Stored dataset items:
——————————

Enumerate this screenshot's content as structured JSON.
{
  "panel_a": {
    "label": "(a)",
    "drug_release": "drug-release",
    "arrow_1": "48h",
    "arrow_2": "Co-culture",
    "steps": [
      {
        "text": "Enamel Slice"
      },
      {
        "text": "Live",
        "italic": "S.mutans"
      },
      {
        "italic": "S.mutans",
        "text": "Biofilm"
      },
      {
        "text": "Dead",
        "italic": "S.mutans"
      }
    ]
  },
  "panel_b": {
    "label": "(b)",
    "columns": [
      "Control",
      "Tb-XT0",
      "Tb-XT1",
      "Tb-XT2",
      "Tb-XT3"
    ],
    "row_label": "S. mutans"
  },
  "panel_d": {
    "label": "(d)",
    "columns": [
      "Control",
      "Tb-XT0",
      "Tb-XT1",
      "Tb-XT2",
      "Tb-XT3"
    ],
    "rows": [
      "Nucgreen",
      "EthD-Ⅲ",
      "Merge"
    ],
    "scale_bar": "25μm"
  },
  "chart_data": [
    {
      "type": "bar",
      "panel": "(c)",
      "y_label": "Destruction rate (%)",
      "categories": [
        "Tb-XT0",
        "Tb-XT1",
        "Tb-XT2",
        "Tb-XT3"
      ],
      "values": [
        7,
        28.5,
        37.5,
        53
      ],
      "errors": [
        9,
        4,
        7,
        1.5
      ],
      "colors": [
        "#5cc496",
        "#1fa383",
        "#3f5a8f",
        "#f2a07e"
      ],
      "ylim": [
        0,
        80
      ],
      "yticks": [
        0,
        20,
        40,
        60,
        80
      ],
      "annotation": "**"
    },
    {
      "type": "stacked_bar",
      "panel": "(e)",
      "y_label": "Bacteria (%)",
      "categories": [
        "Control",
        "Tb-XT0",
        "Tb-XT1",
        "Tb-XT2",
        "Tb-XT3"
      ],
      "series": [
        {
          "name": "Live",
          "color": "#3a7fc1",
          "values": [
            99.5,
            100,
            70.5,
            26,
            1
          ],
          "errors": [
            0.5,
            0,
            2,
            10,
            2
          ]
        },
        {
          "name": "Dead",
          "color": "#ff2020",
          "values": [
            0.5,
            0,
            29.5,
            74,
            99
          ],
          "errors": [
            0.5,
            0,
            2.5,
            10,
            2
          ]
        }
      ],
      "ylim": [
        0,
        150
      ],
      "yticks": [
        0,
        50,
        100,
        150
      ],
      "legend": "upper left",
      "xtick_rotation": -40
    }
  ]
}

——————————

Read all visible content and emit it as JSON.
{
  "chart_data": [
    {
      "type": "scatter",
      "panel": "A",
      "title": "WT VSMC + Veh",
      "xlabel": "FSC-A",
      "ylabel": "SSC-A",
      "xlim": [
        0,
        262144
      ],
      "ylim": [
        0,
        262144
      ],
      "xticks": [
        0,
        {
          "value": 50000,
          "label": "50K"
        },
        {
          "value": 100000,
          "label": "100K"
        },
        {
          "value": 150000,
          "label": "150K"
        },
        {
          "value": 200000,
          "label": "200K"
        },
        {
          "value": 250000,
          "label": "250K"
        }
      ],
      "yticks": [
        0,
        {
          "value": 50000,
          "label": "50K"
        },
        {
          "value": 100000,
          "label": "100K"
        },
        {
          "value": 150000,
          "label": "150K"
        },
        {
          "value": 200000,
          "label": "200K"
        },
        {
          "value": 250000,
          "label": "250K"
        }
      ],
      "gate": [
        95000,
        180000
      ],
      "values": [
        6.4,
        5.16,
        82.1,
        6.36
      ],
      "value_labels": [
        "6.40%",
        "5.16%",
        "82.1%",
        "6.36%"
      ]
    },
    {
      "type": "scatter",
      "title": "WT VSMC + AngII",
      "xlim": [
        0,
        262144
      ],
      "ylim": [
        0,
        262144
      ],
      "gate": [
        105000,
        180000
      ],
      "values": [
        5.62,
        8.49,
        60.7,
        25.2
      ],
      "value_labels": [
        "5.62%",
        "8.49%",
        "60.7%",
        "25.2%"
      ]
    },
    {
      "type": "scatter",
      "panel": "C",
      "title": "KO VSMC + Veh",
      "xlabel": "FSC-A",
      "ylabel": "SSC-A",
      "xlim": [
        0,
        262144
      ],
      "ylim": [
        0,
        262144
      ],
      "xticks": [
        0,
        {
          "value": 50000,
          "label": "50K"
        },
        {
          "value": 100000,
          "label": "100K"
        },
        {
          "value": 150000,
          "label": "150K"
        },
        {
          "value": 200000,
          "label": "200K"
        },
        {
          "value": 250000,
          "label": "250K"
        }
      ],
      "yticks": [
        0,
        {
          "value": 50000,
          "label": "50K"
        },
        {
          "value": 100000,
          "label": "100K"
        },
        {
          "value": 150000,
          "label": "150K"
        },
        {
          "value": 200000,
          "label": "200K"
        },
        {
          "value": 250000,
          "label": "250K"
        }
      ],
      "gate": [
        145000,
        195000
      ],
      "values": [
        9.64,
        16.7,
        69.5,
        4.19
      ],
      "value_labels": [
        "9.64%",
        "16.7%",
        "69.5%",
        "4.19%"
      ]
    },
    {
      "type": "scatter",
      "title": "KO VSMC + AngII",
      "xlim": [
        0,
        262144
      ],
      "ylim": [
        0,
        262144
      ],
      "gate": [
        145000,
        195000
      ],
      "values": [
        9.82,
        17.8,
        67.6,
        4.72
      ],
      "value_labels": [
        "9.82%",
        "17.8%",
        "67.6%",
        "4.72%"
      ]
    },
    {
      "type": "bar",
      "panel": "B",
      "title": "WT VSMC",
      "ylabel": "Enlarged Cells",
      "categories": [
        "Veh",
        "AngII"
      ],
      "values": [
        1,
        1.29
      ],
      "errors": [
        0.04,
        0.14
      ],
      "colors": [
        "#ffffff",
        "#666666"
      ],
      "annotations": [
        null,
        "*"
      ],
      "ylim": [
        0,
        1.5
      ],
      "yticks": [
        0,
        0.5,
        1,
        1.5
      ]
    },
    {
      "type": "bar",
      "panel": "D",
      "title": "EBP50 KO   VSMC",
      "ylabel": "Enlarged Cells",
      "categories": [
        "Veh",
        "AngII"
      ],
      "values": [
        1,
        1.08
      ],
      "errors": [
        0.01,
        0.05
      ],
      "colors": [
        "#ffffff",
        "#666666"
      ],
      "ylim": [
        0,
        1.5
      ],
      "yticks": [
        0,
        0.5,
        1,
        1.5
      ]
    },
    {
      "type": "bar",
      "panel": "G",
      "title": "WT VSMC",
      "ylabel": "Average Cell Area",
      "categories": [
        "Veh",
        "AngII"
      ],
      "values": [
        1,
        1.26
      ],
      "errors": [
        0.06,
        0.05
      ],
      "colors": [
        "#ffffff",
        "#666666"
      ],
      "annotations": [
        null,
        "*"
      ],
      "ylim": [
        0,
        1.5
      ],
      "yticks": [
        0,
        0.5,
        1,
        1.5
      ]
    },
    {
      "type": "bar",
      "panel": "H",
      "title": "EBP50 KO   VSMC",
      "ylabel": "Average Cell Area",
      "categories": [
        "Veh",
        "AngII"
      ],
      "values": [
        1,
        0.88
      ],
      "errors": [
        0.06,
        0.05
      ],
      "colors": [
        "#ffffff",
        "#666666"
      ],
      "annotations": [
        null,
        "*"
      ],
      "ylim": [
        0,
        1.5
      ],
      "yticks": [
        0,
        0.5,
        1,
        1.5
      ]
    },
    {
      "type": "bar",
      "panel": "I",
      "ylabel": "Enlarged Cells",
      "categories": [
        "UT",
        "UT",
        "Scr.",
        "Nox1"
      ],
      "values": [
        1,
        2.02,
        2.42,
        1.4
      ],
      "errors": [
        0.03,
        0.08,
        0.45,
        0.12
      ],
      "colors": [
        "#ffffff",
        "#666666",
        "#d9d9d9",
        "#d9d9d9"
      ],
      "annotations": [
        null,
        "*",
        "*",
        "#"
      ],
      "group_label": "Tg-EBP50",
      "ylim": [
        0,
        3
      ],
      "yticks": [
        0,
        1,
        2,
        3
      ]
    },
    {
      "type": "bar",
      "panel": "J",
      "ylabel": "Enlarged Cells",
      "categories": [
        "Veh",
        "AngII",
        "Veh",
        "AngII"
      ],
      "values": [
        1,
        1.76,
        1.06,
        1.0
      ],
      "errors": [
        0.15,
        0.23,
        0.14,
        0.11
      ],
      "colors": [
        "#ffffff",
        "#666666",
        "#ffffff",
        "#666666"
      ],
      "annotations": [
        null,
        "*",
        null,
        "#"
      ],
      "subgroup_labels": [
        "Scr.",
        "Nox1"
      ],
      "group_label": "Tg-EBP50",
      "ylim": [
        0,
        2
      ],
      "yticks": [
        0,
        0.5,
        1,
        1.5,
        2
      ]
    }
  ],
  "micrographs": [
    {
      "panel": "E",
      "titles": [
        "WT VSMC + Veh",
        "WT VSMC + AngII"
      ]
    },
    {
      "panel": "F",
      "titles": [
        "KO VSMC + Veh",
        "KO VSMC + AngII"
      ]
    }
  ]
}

——————————

*Work to be completed*: Pull every line containing "mutans" from the data.

*Solution to this task*:
        "italic": "S.mutans"
        "italic": "S.mutans",
        "italic": "S.mutans"
    "row_label": "S. mutans"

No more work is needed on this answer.